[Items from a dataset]
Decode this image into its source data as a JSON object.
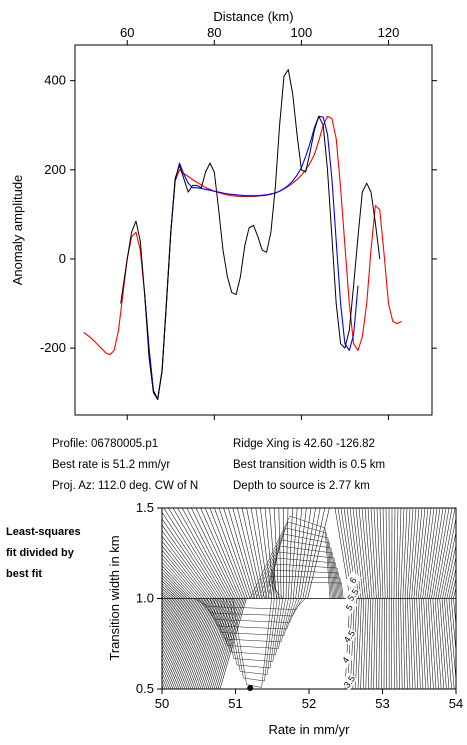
{
  "chart_data": [
    {
      "type": "line",
      "xlabel": "Distance (km)",
      "ylabel": "Anomaly amplitude",
      "xlim": [
        48,
        130
      ],
      "ylim": [
        -350,
        480
      ],
      "x_ticks": [
        60,
        80,
        100,
        120
      ],
      "y_ticks": [
        -200,
        0,
        200,
        400
      ],
      "x_tick_labels": [
        "60",
        "80",
        "100",
        "120"
      ],
      "y_tick_labels": [
        "-200",
        "0",
        "200",
        "400"
      ],
      "grid": false,
      "series": [
        {
          "color": "#000000",
          "x": [
            58.5,
            60,
            61,
            62,
            63,
            64,
            65,
            66,
            67,
            68,
            69,
            70,
            71,
            72,
            73,
            74,
            75,
            76,
            77,
            78,
            79,
            80,
            81,
            82,
            83,
            84,
            85,
            86,
            87,
            88,
            89,
            90,
            91,
            92,
            93,
            94,
            95,
            96,
            97,
            98,
            99,
            100,
            101,
            102,
            103,
            104,
            105,
            106,
            107,
            108,
            109,
            110,
            111,
            112,
            113,
            114,
            115,
            116,
            117,
            118
          ],
          "y": [
            -100,
            0,
            60,
            85,
            40,
            -80,
            -220,
            -300,
            -315,
            -250,
            -100,
            60,
            180,
            210,
            180,
            150,
            165,
            165,
            160,
            195,
            215,
            195,
            110,
            20,
            -40,
            -75,
            -80,
            -40,
            30,
            70,
            75,
            50,
            20,
            15,
            60,
            160,
            300,
            410,
            425,
            370,
            280,
            200,
            195,
            240,
            290,
            320,
            300,
            200,
            50,
            -100,
            -190,
            -200,
            -160,
            -60,
            50,
            150,
            170,
            150,
            80,
            0
          ]
        },
        {
          "color": "#0000ff",
          "x": [
            64,
            65,
            66,
            67,
            68,
            69,
            70,
            71,
            72,
            73,
            74,
            75,
            76,
            77,
            78,
            79,
            80,
            81,
            82,
            83,
            84,
            85,
            86,
            87,
            88,
            89,
            90,
            91,
            92,
            93,
            94,
            95,
            96,
            97,
            98,
            99,
            100,
            101,
            102,
            103,
            104,
            105,
            106,
            107,
            108,
            109,
            110,
            111,
            112,
            113
          ],
          "y": [
            -80,
            -200,
            -295,
            -315,
            -250,
            -100,
            60,
            175,
            215,
            190,
            170,
            160,
            160,
            158,
            156,
            154,
            152,
            150,
            148,
            146,
            145,
            144,
            143,
            142,
            142,
            142,
            142,
            143,
            144,
            146,
            148,
            152,
            158,
            165,
            175,
            188,
            205,
            230,
            260,
            295,
            320,
            318,
            280,
            180,
            40,
            -100,
            -190,
            -205,
            -170,
            -60
          ]
        },
        {
          "color": "#ff0000",
          "x": [
            50,
            51,
            52,
            53,
            54,
            55,
            56,
            57,
            58,
            59,
            60,
            61,
            62,
            63,
            64,
            65,
            66,
            67,
            68,
            69,
            70,
            71,
            72,
            73,
            74,
            75,
            76,
            77,
            78,
            79,
            80,
            81,
            82,
            83,
            84,
            85,
            86,
            87,
            88,
            89,
            90,
            91,
            92,
            93,
            94,
            95,
            96,
            97,
            98,
            99,
            100,
            101,
            102,
            103,
            104,
            105,
            106,
            107,
            108,
            109,
            110,
            111,
            112,
            113,
            114,
            115,
            116,
            117,
            118,
            119,
            120,
            121,
            122,
            123
          ],
          "y": [
            -165,
            -172,
            -180,
            -190,
            -200,
            -210,
            -215,
            -205,
            -160,
            -80,
            0,
            50,
            60,
            20,
            -80,
            -200,
            -295,
            -315,
            -250,
            -100,
            60,
            175,
            200,
            192,
            185,
            178,
            172,
            166,
            160,
            156,
            152,
            149,
            146,
            144,
            142,
            141,
            140,
            140,
            140,
            140,
            141,
            142,
            143,
            145,
            148,
            152,
            157,
            163,
            170,
            178,
            188,
            200,
            215,
            235,
            265,
            300,
            320,
            315,
            270,
            160,
            30,
            -100,
            -190,
            -205,
            -175,
            -100,
            20,
            120,
            110,
            10,
            -100,
            -140,
            -145,
            -140
          ]
        }
      ]
    },
    {
      "type": "heatmap",
      "xlabel": "Rate in mm/yr",
      "ylabel": "Transition width in km",
      "xlim": [
        50,
        54
      ],
      "ylim": [
        0.5,
        1.5
      ],
      "x_ticks": [
        50,
        51,
        52,
        53,
        54
      ],
      "y_ticks": [
        0.5,
        1.0,
        1.5
      ],
      "x_tick_labels": [
        "50",
        "51",
        "52",
        "53",
        "54"
      ],
      "y_tick_labels": [
        "0.5",
        "1.0",
        "1.5"
      ],
      "contour_labels": [
        {
          "text": "6",
          "x": 52.6,
          "y": 1.1
        },
        {
          "text": "5.5",
          "x": 52.6,
          "y": 1.02
        },
        {
          "text": "5",
          "x": 52.55,
          "y": 0.95
        },
        {
          "text": "4.5",
          "x": 52.55,
          "y": 0.79
        },
        {
          "text": "4",
          "x": 52.5,
          "y": 0.66
        },
        {
          "text": "3.5",
          "x": 52.55,
          "y": 0.54
        }
      ],
      "best_fit_point": {
        "x": 51.2,
        "y": 0.5
      }
    }
  ],
  "info": {
    "profile": "Profile: 06780005.p1",
    "best_rate": "Best rate is 51.2 mm/yr",
    "proj_az": "Proj. Az: 112.0 deg. CW of N",
    "ridge_xing": "Ridge Xing is 42.60 -126.82",
    "best_width": "Best transition width is 0.5 km",
    "depth": "Depth to source is   2.77 km"
  },
  "side_note": [
    "Least-squares",
    "fit divided by",
    "best fit"
  ]
}
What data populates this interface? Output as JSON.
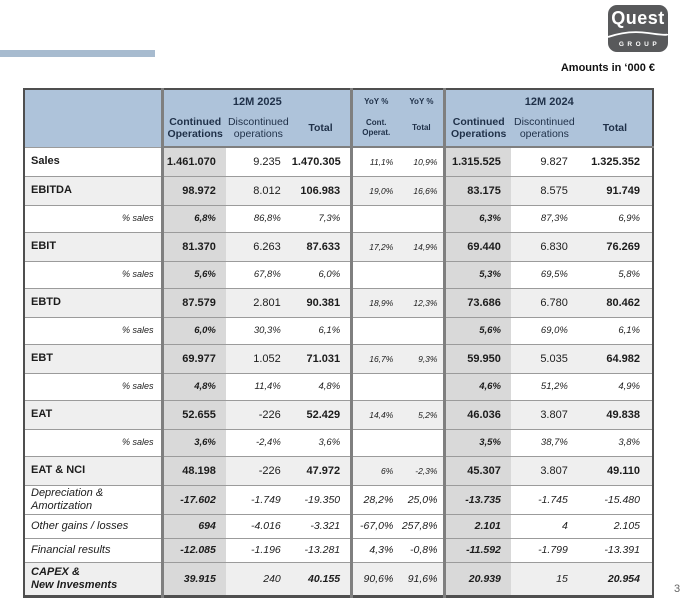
{
  "page": {
    "amounts_note": "Amounts in ‘000 €",
    "page_number": "3"
  },
  "logo": {
    "name": "Quest",
    "subtitle": "GROUP"
  },
  "colors": {
    "header_blue": "#aec3da",
    "continued_column_gray": "#d9d9d9",
    "shaded_row_gray": "#efefef",
    "logo_gray": "#58595b",
    "accent_bar_blue": "#a7bbcf"
  },
  "table": {
    "groups": {
      "y2025": "12M 2025",
      "yoy": [
        "YoY %",
        "YoY %"
      ],
      "y2024": "12M 2024"
    },
    "subheaders": {
      "continued": "Continued Operations",
      "discontinued": "Discontinued operations",
      "total": "Total",
      "yoy_cont": "Cont. Operat.",
      "yoy_total": "Total"
    },
    "rows": [
      {
        "label": "Sales",
        "type": "metric",
        "shade": false,
        "cells": [
          "1.461.070",
          "9.235",
          "1.470.305",
          "11,1%",
          "10,9%",
          "1.315.525",
          "9.827",
          "1.325.352"
        ]
      },
      {
        "label": "EBITDA",
        "type": "metric",
        "shade": true,
        "cells": [
          "98.972",
          "8.012",
          "106.983",
          "19,0%",
          "16,6%",
          "83.175",
          "8.575",
          "91.749"
        ]
      },
      {
        "label": "% sales",
        "type": "pct",
        "shade": false,
        "cells": [
          "6,8%",
          "86,8%",
          "7,3%",
          "",
          "",
          "6,3%",
          "87,3%",
          "6,9%"
        ]
      },
      {
        "label": "EBIT",
        "type": "metric",
        "shade": true,
        "cells": [
          "81.370",
          "6.263",
          "87.633",
          "17,2%",
          "14,9%",
          "69.440",
          "6.830",
          "76.269"
        ]
      },
      {
        "label": "% sales",
        "type": "pct",
        "shade": false,
        "cells": [
          "5,6%",
          "67,8%",
          "6,0%",
          "",
          "",
          "5,3%",
          "69,5%",
          "5,8%"
        ]
      },
      {
        "label": "EBTD",
        "type": "metric",
        "shade": true,
        "cells": [
          "87.579",
          "2.801",
          "90.381",
          "18,9%",
          "12,3%",
          "73.686",
          "6.780",
          "80.462"
        ]
      },
      {
        "label": "% sales",
        "type": "pct",
        "shade": false,
        "cells": [
          "6,0%",
          "30,3%",
          "6,1%",
          "",
          "",
          "5,6%",
          "69,0%",
          "6,1%"
        ]
      },
      {
        "label": "EBT",
        "type": "metric",
        "shade": true,
        "cells": [
          "69.977",
          "1.052",
          "71.031",
          "16,7%",
          "9,3%",
          "59.950",
          "5.035",
          "64.982"
        ]
      },
      {
        "label": "% sales",
        "type": "pct",
        "shade": false,
        "cells": [
          "4,8%",
          "11,4%",
          "4,8%",
          "",
          "",
          "4,6%",
          "51,2%",
          "4,9%"
        ]
      },
      {
        "label": "EAT",
        "type": "metric",
        "shade": true,
        "cells": [
          "52.655",
          "-226",
          "52.429",
          "14,4%",
          "5,2%",
          "46.036",
          "3.807",
          "49.838"
        ]
      },
      {
        "label": "% sales",
        "type": "pct",
        "shade": false,
        "cells": [
          "3,6%",
          "-2,4%",
          "3,6%",
          "",
          "",
          "3,5%",
          "38,7%",
          "3,8%"
        ]
      },
      {
        "label": "EAT & NCI",
        "type": "metric",
        "shade": true,
        "cells": [
          "48.198",
          "-226",
          "47.972",
          "6%",
          "-2,3%",
          "45.307",
          "3.807",
          "49.110"
        ]
      },
      {
        "label": "Depreciation &\nAmortization",
        "type": "ital",
        "shade": false,
        "cells": [
          "-17.602",
          "-1.749",
          "-19.350",
          "28,2%",
          "25,0%",
          "-13.735",
          "-1.745",
          "-15.480"
        ]
      },
      {
        "label": "Other gains / losses",
        "type": "ital",
        "shade": false,
        "cells": [
          "694",
          "-4.016",
          "-3.321",
          "-67,0%",
          "257,8%",
          "2.101",
          "4",
          "2.105"
        ]
      },
      {
        "label": "Financial results",
        "type": "ital",
        "shade": false,
        "cells": [
          "-12.085",
          "-1.196",
          "-13.281",
          "4,3%",
          "-0,8%",
          "-11.592",
          "-1.799",
          "-13.391"
        ]
      },
      {
        "label": "CAPEX &\nNew Invesments",
        "type": "capex",
        "shade": true,
        "cells": [
          "39.915",
          "240",
          "40.155",
          "90,6%",
          "91,6%",
          "20.939",
          "15",
          "20.954"
        ]
      }
    ]
  }
}
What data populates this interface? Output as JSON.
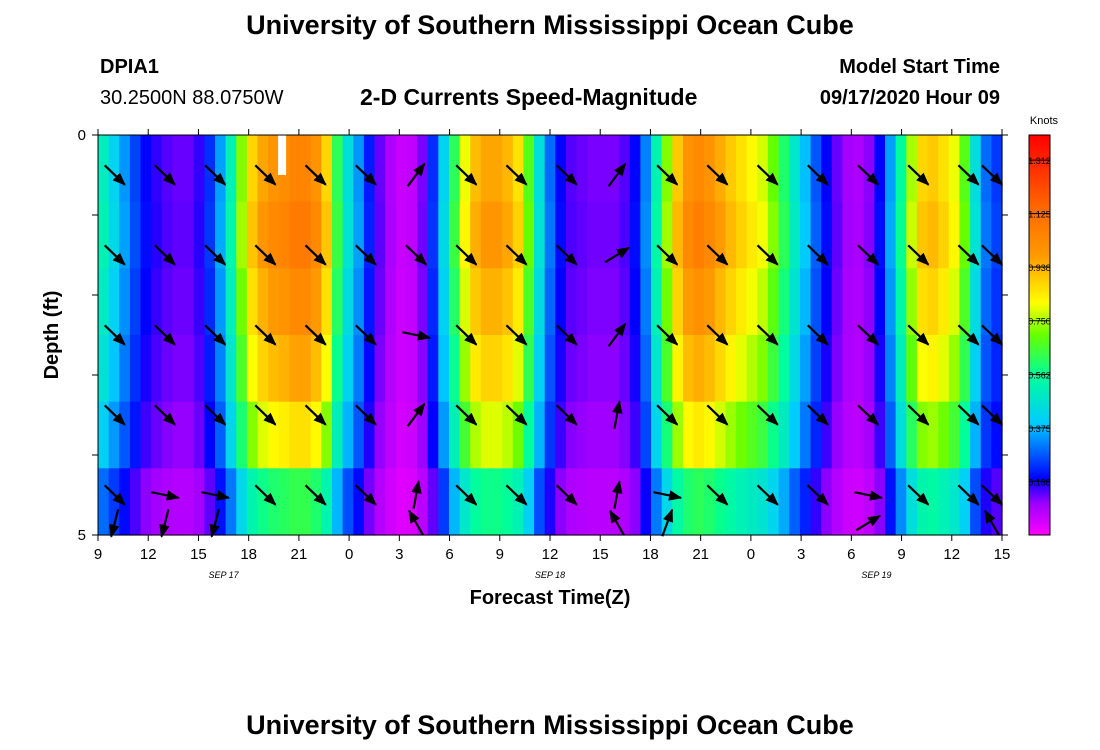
{
  "page": {
    "title": "University of Southern Mississippi Ocean Cube",
    "footer_title": "University of Southern Mississippi Ocean Cube",
    "station": "DPIA1",
    "coords": "30.2500N 88.0750W",
    "model_label": "Model Start Time",
    "model_time": "09/17/2020 Hour 09",
    "subtitle": "2-D Currents Speed-Magnitude"
  },
  "chart_data": {
    "type": "heatmap",
    "title": "2-D Currents Speed-Magnitude",
    "xlabel": "Forecast Time(Z)",
    "ylabel": "Depth (ft)",
    "xlim": [
      0,
      54
    ],
    "ylim": [
      0,
      5
    ],
    "x_ticks": [
      {
        "x": 0,
        "label": "9"
      },
      {
        "x": 3,
        "label": "12"
      },
      {
        "x": 6,
        "label": "15"
      },
      {
        "x": 9,
        "label": "18"
      },
      {
        "x": 12,
        "label": "21"
      },
      {
        "x": 15,
        "label": "0"
      },
      {
        "x": 18,
        "label": "3"
      },
      {
        "x": 21,
        "label": "6"
      },
      {
        "x": 24,
        "label": "9"
      },
      {
        "x": 27,
        "label": "12"
      },
      {
        "x": 30,
        "label": "15"
      },
      {
        "x": 33,
        "label": "18"
      },
      {
        "x": 36,
        "label": "21"
      },
      {
        "x": 39,
        "label": "0"
      },
      {
        "x": 42,
        "label": "3"
      },
      {
        "x": 45,
        "label": "6"
      },
      {
        "x": 48,
        "label": "9"
      },
      {
        "x": 51,
        "label": "12"
      },
      {
        "x": 54,
        "label": "15"
      }
    ],
    "y_ticks": [
      {
        "y": 0,
        "label": "0"
      },
      {
        "y": 5,
        "label": "5"
      }
    ],
    "day_labels": [
      {
        "x": 7.5,
        "label": "SEP 17"
      },
      {
        "x": 27,
        "label": "SEP 18"
      },
      {
        "x": 46.5,
        "label": "SEP 19"
      }
    ],
    "colorbar": {
      "unit": "Knots",
      "min": 0,
      "max": 1.4,
      "ticks": [
        "1.312",
        "1.125",
        "0.938",
        "0.750",
        "0.562",
        "0.375",
        "0.188"
      ],
      "tick_values": [
        1.312,
        1.125,
        0.938,
        0.75,
        0.562,
        0.375,
        0.188
      ]
    },
    "depth_levels": [
      0.5,
      1.5,
      2.5,
      3.5,
      4.5
    ],
    "layer_multipliers": [
      1.0,
      1.03,
      0.98,
      0.92,
      0.82,
      0.6
    ],
    "surface_speed": [
      0.5,
      0.42,
      0.34,
      0.26,
      0.2,
      0.17,
      0.15,
      0.14,
      0.14,
      0.17,
      0.24,
      0.35,
      0.52,
      0.72,
      0.88,
      0.96,
      1.0,
      1.02,
      1.05,
      1.05,
      1.0,
      0.88,
      0.62,
      0.45,
      0.34,
      0.22,
      0.14,
      0.09,
      0.06,
      0.07,
      0.13,
      0.24,
      0.42,
      0.62,
      0.8,
      0.92,
      0.96,
      0.96,
      0.93,
      0.86,
      0.68,
      0.45,
      0.3,
      0.2,
      0.15,
      0.14,
      0.13,
      0.13,
      0.13,
      0.15,
      0.2,
      0.32,
      0.52,
      0.72,
      0.9,
      1.0,
      1.03,
      1.0,
      0.95,
      0.9,
      0.86,
      0.82,
      0.78,
      0.7,
      0.6,
      0.48,
      0.38,
      0.28,
      0.2,
      0.14,
      0.1,
      0.09,
      0.12,
      0.2,
      0.35,
      0.55,
      0.75,
      0.88,
      0.9,
      0.86,
      0.8,
      0.68,
      0.45,
      0.3,
      0.25
    ],
    "missing_bar": {
      "x": 11,
      "depth_range": [
        0,
        0.5
      ]
    },
    "arrow_times": [
      1,
      4,
      7,
      10,
      13,
      16,
      19,
      22,
      25,
      28,
      31,
      34,
      37,
      40,
      43,
      46,
      49,
      52,
      54
    ],
    "arrow_dirs": [
      [
        "se",
        "se",
        "se",
        "se",
        "se",
        "se",
        "ne",
        "se",
        "se",
        "se",
        "ne",
        "se",
        "se",
        "se",
        "se",
        "se",
        "se",
        "se",
        "se"
      ],
      [
        "se",
        "se",
        "se",
        "se",
        "se",
        "se",
        "se",
        "se",
        "se",
        "se",
        "ene",
        "se",
        "se",
        "se",
        "se",
        "se",
        "se",
        "se",
        "se"
      ],
      [
        "se",
        "se",
        "se",
        "se",
        "se",
        "se",
        "e",
        "se",
        "se",
        "se",
        "ne",
        "se",
        "se",
        "se",
        "se",
        "se",
        "se",
        "se",
        "se"
      ],
      [
        "se",
        "se",
        "se",
        "se",
        "se",
        "se",
        "ne",
        "se",
        "se",
        "se",
        "n",
        "se",
        "se",
        "se",
        "se",
        "se",
        "se",
        "se",
        "se"
      ],
      [
        "se",
        "e",
        "e",
        "se",
        "se",
        "se",
        "n",
        "se",
        "se",
        "se",
        "n",
        "e",
        "se",
        "se",
        "se",
        "e",
        "se",
        "se",
        "se"
      ],
      [
        "s",
        "s",
        "s",
        "",
        "",
        "",
        "nw",
        "",
        "",
        "",
        "nw",
        "nne",
        "",
        "",
        "",
        "ene",
        "",
        "",
        "nw"
      ]
    ]
  }
}
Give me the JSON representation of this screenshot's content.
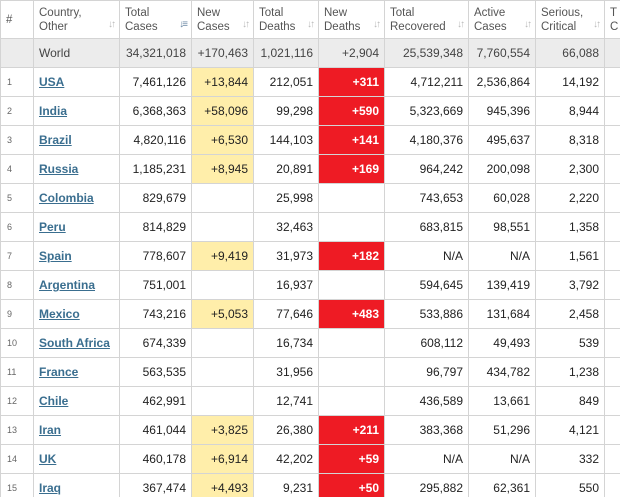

> [Exercise instructions]:
Determine how many lines in the records contain "Magnitude", and reply with the number only.

> [Answer for this exercise]:
2